● Problem to solve:
Look at the entries below and reproduce them exactly.

[Dataset items]
----------------------------------------

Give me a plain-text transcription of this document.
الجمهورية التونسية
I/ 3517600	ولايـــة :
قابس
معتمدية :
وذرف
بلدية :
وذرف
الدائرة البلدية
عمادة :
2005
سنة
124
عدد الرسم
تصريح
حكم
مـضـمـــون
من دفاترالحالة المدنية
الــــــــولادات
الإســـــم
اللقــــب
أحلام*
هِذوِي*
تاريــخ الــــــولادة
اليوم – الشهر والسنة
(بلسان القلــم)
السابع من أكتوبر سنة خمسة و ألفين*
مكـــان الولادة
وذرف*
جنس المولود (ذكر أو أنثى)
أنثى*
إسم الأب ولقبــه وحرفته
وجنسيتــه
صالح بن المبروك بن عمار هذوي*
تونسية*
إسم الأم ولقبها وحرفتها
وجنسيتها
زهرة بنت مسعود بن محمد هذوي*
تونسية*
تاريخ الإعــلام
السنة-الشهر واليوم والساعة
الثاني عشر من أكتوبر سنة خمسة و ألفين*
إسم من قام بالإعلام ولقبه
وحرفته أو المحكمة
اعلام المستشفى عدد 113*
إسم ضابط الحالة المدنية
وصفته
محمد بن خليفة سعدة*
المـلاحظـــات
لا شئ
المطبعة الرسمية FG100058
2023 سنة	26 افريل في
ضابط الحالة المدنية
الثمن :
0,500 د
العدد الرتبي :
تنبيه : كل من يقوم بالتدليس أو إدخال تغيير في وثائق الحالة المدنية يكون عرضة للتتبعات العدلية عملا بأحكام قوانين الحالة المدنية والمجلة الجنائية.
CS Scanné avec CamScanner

----------------------------------------

● Response to the exercise:
Give me a plain-text transcription of this document.
الجمهورية التونسية
I/ 3517600	ولايـــة :
قابس
معتمدية :
وذرف
بلدية :
وذرف
الدائرة البلدية
عمادة :
2005
سنة
124
عدد الرسم
تصريح
حكم
مـضـمـــون
من دفاترالحالة المدنية
الــــــــولادات
الإســـــم
اللقــــب
أحلام*
هِذوِي*
تاريــخ الــــــولادة
اليوم – الشهر والسنة
(بلسان القلــم)
السابع من أكتوبر سنة خمسة و ألفين*
مكـــان الولادة
وذرف*
جنس المولود (ذكر أو أنثى)
أنثى*
إسم الأب ولقبــه وحرفته
وجنسيتــه
صالح بن المبروك بن عمار هذوي*
تونسية*
إسم الأم ولقبها وحرفتها
وجنسيتها
زهرة بنت مسعود بن محمد هذوي*
تونسية*
تاريخ الإعــلام
السنة-الشهر واليوم والساعة
الثاني عشر من أكتوبر سنة خمسة و ألفين*
إسم من قام بالإعلام ولقبه
وحرفته أو المحكمة
اعلام المستشفى عدد 113*
إسم ضابط الحالة المدنية
وصفته
محمد بن خليفة سعدة*
المـلاحظـــات
لا شئ
المطبعة الرسمية FG100058
2023 سنة	26 افريل في
ضابط الحالة المدنية
الثمن :
0,500 د
العدد الرتبي :
تنبيه : كل من يقوم بالتدليس أو إدخال تغيير في وثائق الحالة المدنية يكون عرضة للتتبعات العدلية عملا بأحكام قوانين الحالة المدنية والمجلة الجنائية.
CS Scanné avec CamScanner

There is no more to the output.